● **WORK REQUIRED**:
Write out all the entries word for word and omit any pictures.

● **SUPPLIED DATA**:
"""
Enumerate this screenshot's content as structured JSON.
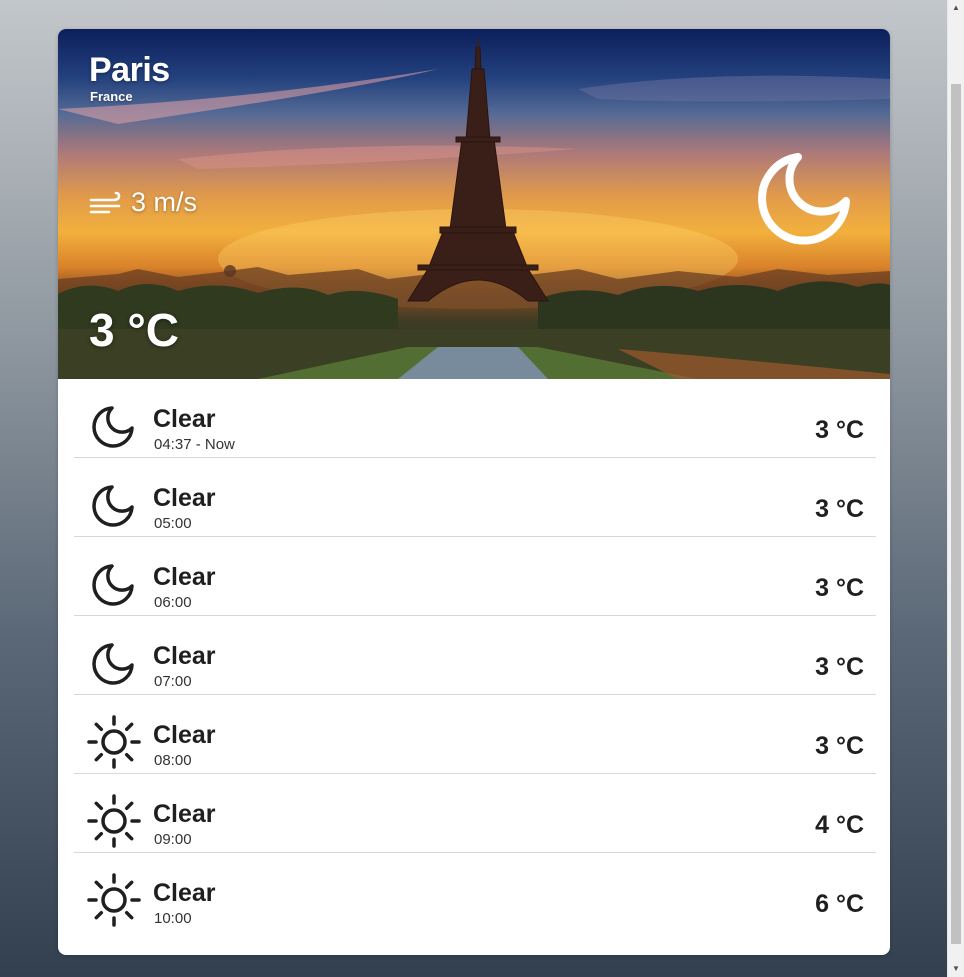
{
  "location": {
    "city": "Paris",
    "country": "France"
  },
  "current": {
    "wind": "3 m/s",
    "wind_icon": "wind-icon",
    "temperature": "3 °C",
    "condition_icon": "moon-icon"
  },
  "forecast": [
    {
      "condition": "Clear",
      "time": "04:37 - Now",
      "temp": "3 °C",
      "icon": "moon-icon"
    },
    {
      "condition": "Clear",
      "time": "05:00",
      "temp": "3 °C",
      "icon": "moon-icon"
    },
    {
      "condition": "Clear",
      "time": "06:00",
      "temp": "3 °C",
      "icon": "moon-icon"
    },
    {
      "condition": "Clear",
      "time": "07:00",
      "temp": "3 °C",
      "icon": "moon-icon"
    },
    {
      "condition": "Clear",
      "time": "08:00",
      "temp": "3 °C",
      "icon": "sun-icon"
    },
    {
      "condition": "Clear",
      "time": "09:00",
      "temp": "4 °C",
      "icon": "sun-icon"
    },
    {
      "condition": "Clear",
      "time": "10:00",
      "temp": "6 °C",
      "icon": "sun-icon"
    }
  ],
  "colors": {
    "card_background": "#ffffff",
    "text_primary": "#1f1f1f",
    "divider": "#d8d8d8"
  }
}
"""
● **EXERCISE OUTPUT**:
Enumerate this screenshot's content as structured JSON.
{
  "location": {
    "city": "Paris",
    "country": "France"
  },
  "current": {
    "wind": "3 m/s",
    "wind_icon": "wind-icon",
    "temperature": "3 °C",
    "condition_icon": "moon-icon"
  },
  "forecast": [
    {
      "condition": "Clear",
      "time": "04:37 - Now",
      "temp": "3 °C",
      "icon": "moon-icon"
    },
    {
      "condition": "Clear",
      "time": "05:00",
      "temp": "3 °C",
      "icon": "moon-icon"
    },
    {
      "condition": "Clear",
      "time": "06:00",
      "temp": "3 °C",
      "icon": "moon-icon"
    },
    {
      "condition": "Clear",
      "time": "07:00",
      "temp": "3 °C",
      "icon": "moon-icon"
    },
    {
      "condition": "Clear",
      "time": "08:00",
      "temp": "3 °C",
      "icon": "sun-icon"
    },
    {
      "condition": "Clear",
      "time": "09:00",
      "temp": "4 °C",
      "icon": "sun-icon"
    },
    {
      "condition": "Clear",
      "time": "10:00",
      "temp": "6 °C",
      "icon": "sun-icon"
    }
  ],
  "colors": {
    "card_background": "#ffffff",
    "text_primary": "#1f1f1f",
    "divider": "#d8d8d8"
  }
}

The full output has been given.